Collection entries
>>

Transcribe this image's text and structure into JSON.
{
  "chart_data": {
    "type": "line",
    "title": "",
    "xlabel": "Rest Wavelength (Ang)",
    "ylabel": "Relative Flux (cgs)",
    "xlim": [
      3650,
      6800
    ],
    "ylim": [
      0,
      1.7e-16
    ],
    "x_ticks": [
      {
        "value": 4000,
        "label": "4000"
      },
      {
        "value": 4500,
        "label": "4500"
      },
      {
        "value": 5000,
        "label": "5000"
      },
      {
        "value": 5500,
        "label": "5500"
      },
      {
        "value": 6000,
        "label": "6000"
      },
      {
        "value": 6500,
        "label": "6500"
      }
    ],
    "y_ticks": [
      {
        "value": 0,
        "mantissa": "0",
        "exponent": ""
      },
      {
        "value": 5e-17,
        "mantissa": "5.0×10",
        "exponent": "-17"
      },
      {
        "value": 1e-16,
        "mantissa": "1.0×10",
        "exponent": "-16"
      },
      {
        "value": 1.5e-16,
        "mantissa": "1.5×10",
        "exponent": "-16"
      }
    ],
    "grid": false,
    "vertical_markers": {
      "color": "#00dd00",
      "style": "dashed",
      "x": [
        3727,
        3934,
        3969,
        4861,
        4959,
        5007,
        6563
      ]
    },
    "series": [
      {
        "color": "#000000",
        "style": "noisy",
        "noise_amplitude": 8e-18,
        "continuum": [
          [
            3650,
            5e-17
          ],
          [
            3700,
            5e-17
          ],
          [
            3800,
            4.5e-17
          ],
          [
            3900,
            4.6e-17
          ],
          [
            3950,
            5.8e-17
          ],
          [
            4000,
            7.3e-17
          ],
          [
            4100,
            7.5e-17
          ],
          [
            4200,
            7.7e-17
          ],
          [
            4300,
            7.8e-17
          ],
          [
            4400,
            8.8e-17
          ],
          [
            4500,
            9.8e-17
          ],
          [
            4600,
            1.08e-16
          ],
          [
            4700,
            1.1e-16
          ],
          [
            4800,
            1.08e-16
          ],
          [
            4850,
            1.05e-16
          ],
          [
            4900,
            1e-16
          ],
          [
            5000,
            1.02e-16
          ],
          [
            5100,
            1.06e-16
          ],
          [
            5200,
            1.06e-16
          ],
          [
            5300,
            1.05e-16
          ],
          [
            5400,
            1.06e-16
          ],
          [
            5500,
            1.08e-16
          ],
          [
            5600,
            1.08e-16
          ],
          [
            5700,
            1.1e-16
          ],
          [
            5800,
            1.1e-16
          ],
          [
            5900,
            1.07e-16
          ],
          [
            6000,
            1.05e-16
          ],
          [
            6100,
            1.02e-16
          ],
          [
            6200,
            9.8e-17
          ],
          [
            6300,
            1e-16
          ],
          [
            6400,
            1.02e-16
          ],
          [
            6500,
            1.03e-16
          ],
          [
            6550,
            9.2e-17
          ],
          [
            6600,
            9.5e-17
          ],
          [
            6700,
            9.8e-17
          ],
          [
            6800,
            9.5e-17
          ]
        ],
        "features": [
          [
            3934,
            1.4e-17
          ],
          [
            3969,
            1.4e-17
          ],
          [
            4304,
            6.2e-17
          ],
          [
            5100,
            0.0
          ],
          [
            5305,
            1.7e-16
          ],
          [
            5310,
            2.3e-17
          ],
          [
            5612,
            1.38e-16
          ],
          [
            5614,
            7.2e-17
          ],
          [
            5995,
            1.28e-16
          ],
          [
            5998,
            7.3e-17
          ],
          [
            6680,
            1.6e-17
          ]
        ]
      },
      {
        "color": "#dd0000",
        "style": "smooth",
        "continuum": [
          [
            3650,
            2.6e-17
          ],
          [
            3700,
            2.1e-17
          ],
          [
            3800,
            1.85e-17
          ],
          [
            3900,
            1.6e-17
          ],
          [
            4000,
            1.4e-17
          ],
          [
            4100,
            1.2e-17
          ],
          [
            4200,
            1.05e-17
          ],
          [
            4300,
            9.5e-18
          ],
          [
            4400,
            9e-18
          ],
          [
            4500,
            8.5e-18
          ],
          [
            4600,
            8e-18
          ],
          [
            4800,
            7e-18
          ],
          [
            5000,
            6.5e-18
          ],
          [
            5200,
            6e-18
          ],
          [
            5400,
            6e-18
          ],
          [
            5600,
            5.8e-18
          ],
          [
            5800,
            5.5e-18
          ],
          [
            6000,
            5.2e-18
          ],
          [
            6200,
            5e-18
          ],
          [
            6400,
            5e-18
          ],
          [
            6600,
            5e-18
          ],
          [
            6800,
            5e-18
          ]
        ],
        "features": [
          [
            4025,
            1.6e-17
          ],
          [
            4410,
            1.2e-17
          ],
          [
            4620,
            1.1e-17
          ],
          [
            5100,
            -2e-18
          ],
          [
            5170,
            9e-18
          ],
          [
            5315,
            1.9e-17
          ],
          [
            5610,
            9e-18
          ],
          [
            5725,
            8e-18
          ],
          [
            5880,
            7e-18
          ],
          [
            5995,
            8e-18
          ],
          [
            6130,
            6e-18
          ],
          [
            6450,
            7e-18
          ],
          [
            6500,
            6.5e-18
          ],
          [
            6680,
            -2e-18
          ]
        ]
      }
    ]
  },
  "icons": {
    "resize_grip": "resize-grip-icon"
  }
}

<<

■ **WORK TO DO**:
Restate each entry exactly, skipping none.

■ **WRITTEN SOLUTION**:
Transcribe this image's text and structure into JSON.
{
  "chart_data": {
    "type": "line",
    "title": "",
    "xlabel": "Rest Wavelength (Ang)",
    "ylabel": "Relative Flux (cgs)",
    "xlim": [
      3650,
      6800
    ],
    "ylim": [
      0,
      1.7e-16
    ],
    "x_ticks": [
      {
        "value": 4000,
        "label": "4000"
      },
      {
        "value": 4500,
        "label": "4500"
      },
      {
        "value": 5000,
        "label": "5000"
      },
      {
        "value": 5500,
        "label": "5500"
      },
      {
        "value": 6000,
        "label": "6000"
      },
      {
        "value": 6500,
        "label": "6500"
      }
    ],
    "y_ticks": [
      {
        "value": 0,
        "mantissa": "0",
        "exponent": ""
      },
      {
        "value": 5e-17,
        "mantissa": "5.0×10",
        "exponent": "-17"
      },
      {
        "value": 1e-16,
        "mantissa": "1.0×10",
        "exponent": "-16"
      },
      {
        "value": 1.5e-16,
        "mantissa": "1.5×10",
        "exponent": "-16"
      }
    ],
    "grid": false,
    "vertical_markers": {
      "color": "#00dd00",
      "style": "dashed",
      "x": [
        3727,
        3934,
        3969,
        4861,
        4959,
        5007,
        6563
      ]
    },
    "series": [
      {
        "color": "#000000",
        "style": "noisy",
        "noise_amplitude": 8e-18,
        "continuum": [
          [
            3650,
            5e-17
          ],
          [
            3700,
            5e-17
          ],
          [
            3800,
            4.5e-17
          ],
          [
            3900,
            4.6e-17
          ],
          [
            3950,
            5.8e-17
          ],
          [
            4000,
            7.3e-17
          ],
          [
            4100,
            7.5e-17
          ],
          [
            4200,
            7.7e-17
          ],
          [
            4300,
            7.8e-17
          ],
          [
            4400,
            8.8e-17
          ],
          [
            4500,
            9.8e-17
          ],
          [
            4600,
            1.08e-16
          ],
          [
            4700,
            1.1e-16
          ],
          [
            4800,
            1.08e-16
          ],
          [
            4850,
            1.05e-16
          ],
          [
            4900,
            1e-16
          ],
          [
            5000,
            1.02e-16
          ],
          [
            5100,
            1.06e-16
          ],
          [
            5200,
            1.06e-16
          ],
          [
            5300,
            1.05e-16
          ],
          [
            5400,
            1.06e-16
          ],
          [
            5500,
            1.08e-16
          ],
          [
            5600,
            1.08e-16
          ],
          [
            5700,
            1.1e-16
          ],
          [
            5800,
            1.1e-16
          ],
          [
            5900,
            1.07e-16
          ],
          [
            6000,
            1.05e-16
          ],
          [
            6100,
            1.02e-16
          ],
          [
            6200,
            9.8e-17
          ],
          [
            6300,
            1e-16
          ],
          [
            6400,
            1.02e-16
          ],
          [
            6500,
            1.03e-16
          ],
          [
            6550,
            9.2e-17
          ],
          [
            6600,
            9.5e-17
          ],
          [
            6700,
            9.8e-17
          ],
          [
            6800,
            9.5e-17
          ]
        ],
        "features": [
          [
            3934,
            1.4e-17
          ],
          [
            3969,
            1.4e-17
          ],
          [
            4304,
            6.2e-17
          ],
          [
            5100,
            0.0
          ],
          [
            5305,
            1.7e-16
          ],
          [
            5310,
            2.3e-17
          ],
          [
            5612,
            1.38e-16
          ],
          [
            5614,
            7.2e-17
          ],
          [
            5995,
            1.28e-16
          ],
          [
            5998,
            7.3e-17
          ],
          [
            6680,
            1.6e-17
          ]
        ]
      },
      {
        "color": "#dd0000",
        "style": "smooth",
        "continuum": [
          [
            3650,
            2.6e-17
          ],
          [
            3700,
            2.1e-17
          ],
          [
            3800,
            1.85e-17
          ],
          [
            3900,
            1.6e-17
          ],
          [
            4000,
            1.4e-17
          ],
          [
            4100,
            1.2e-17
          ],
          [
            4200,
            1.05e-17
          ],
          [
            4300,
            9.5e-18
          ],
          [
            4400,
            9e-18
          ],
          [
            4500,
            8.5e-18
          ],
          [
            4600,
            8e-18
          ],
          [
            4800,
            7e-18
          ],
          [
            5000,
            6.5e-18
          ],
          [
            5200,
            6e-18
          ],
          [
            5400,
            6e-18
          ],
          [
            5600,
            5.8e-18
          ],
          [
            5800,
            5.5e-18
          ],
          [
            6000,
            5.2e-18
          ],
          [
            6200,
            5e-18
          ],
          [
            6400,
            5e-18
          ],
          [
            6600,
            5e-18
          ],
          [
            6800,
            5e-18
          ]
        ],
        "features": [
          [
            4025,
            1.6e-17
          ],
          [
            4410,
            1.2e-17
          ],
          [
            4620,
            1.1e-17
          ],
          [
            5100,
            -2e-18
          ],
          [
            5170,
            9e-18
          ],
          [
            5315,
            1.9e-17
          ],
          [
            5610,
            9e-18
          ],
          [
            5725,
            8e-18
          ],
          [
            5880,
            7e-18
          ],
          [
            5995,
            8e-18
          ],
          [
            6130,
            6e-18
          ],
          [
            6450,
            7e-18
          ],
          [
            6500,
            6.5e-18
          ],
          [
            6680,
            -2e-18
          ]
        ]
      }
    ]
  },
  "icons": {
    "resize_grip": "resize-grip-icon"
  }
}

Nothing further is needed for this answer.